SHORT TASK: Could you retype every line of the records below, character for character, without skipping any?

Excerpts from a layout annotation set
╭──
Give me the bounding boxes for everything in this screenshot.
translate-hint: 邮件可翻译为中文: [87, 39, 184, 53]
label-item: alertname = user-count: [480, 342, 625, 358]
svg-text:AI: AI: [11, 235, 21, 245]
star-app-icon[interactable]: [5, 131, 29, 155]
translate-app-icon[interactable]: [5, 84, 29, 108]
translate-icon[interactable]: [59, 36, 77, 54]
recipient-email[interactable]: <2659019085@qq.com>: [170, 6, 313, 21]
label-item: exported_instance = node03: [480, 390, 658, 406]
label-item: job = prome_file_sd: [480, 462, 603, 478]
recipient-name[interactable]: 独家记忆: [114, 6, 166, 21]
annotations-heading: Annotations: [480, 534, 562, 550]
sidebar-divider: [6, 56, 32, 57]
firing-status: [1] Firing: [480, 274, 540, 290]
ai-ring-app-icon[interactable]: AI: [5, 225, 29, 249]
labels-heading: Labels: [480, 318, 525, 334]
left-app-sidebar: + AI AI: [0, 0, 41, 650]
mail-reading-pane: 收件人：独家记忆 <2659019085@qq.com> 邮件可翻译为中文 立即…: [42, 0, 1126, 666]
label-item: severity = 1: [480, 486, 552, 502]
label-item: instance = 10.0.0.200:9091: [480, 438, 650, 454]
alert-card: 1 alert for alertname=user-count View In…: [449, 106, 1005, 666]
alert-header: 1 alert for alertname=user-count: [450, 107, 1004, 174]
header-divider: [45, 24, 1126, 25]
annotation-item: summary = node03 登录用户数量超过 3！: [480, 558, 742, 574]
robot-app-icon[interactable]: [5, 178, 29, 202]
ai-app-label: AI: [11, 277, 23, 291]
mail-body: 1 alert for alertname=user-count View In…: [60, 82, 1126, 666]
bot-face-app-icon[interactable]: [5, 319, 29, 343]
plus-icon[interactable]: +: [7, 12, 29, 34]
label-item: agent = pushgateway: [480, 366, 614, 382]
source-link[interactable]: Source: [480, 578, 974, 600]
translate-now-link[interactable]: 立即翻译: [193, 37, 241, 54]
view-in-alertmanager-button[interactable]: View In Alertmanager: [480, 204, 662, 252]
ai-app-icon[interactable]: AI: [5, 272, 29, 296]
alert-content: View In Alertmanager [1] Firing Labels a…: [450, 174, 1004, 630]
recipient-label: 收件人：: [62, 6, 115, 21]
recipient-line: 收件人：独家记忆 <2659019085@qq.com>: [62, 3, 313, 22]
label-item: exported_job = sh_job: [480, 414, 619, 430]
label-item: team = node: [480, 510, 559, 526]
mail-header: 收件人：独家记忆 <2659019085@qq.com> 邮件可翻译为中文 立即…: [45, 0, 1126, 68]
╰──
EXPECTED OUTPUT:
Give me the bounding boxes for everything in this screenshot.
translate-hint: 邮件可翻译为中文: [87, 39, 184, 53]
label-item: alertname = user-count: [480, 342, 625, 358]
svg-text:AI: AI: [11, 235, 21, 245]
star-app-icon[interactable]: [5, 131, 29, 155]
translate-app-icon[interactable]: [5, 84, 29, 108]
translate-icon[interactable]: [59, 36, 77, 54]
recipient-email[interactable]: <2659019085@qq.com>: [170, 6, 313, 21]
label-item: exported_instance = node03: [480, 390, 658, 406]
label-item: job = prome_file_sd: [480, 462, 603, 478]
recipient-name[interactable]: 独家记忆: [114, 6, 166, 21]
annotations-heading: Annotations: [480, 534, 562, 550]
sidebar-divider: [6, 56, 32, 57]
firing-status: [1] Firing: [480, 274, 540, 290]
ai-ring-app-icon[interactable]: AI: [5, 225, 29, 249]
labels-heading: Labels: [480, 318, 525, 334]
left-app-sidebar: + AI AI: [0, 0, 41, 650]
mail-reading-pane: 收件人：独家记忆 <2659019085@qq.com> 邮件可翻译为中文 立即…: [42, 0, 1126, 666]
label-item: severity = 1: [480, 486, 552, 502]
label-item: instance = 10.0.0.200:9091: [480, 438, 650, 454]
alert-card: 1 alert for alertname=user-count View In…: [449, 106, 1005, 666]
alert-header: 1 alert for alertname=user-count: [450, 107, 1004, 174]
header-divider: [45, 24, 1126, 25]
annotation-item: summary = node03 登录用户数量超过 3！: [480, 558, 742, 574]
robot-app-icon[interactable]: [5, 178, 29, 202]
ai-app-label: AI: [11, 277, 23, 291]
mail-body: 1 alert for alertname=user-count View In…: [60, 82, 1126, 666]
bot-face-app-icon[interactable]: [5, 319, 29, 343]
plus-icon[interactable]: +: [7, 12, 29, 34]
label-item: agent = pushgateway: [480, 366, 614, 382]
source-link[interactable]: Source: [480, 578, 974, 600]
translate-now-link[interactable]: 立即翻译: [193, 37, 241, 54]
view-in-alertmanager-button[interactable]: View In Alertmanager: [480, 204, 662, 252]
ai-app-icon[interactable]: AI: [5, 272, 29, 296]
alert-content: View In Alertmanager [1] Firing Labels a…: [450, 174, 1004, 630]
recipient-label: 收件人：: [62, 6, 115, 21]
recipient-line: 收件人：独家记忆 <2659019085@qq.com>: [62, 3, 313, 22]
label-item: exported_job = sh_job: [480, 414, 619, 430]
label-item: team = node: [480, 510, 559, 526]
mail-header: 收件人：独家记忆 <2659019085@qq.com> 邮件可翻译为中文 立即…: [45, 0, 1126, 68]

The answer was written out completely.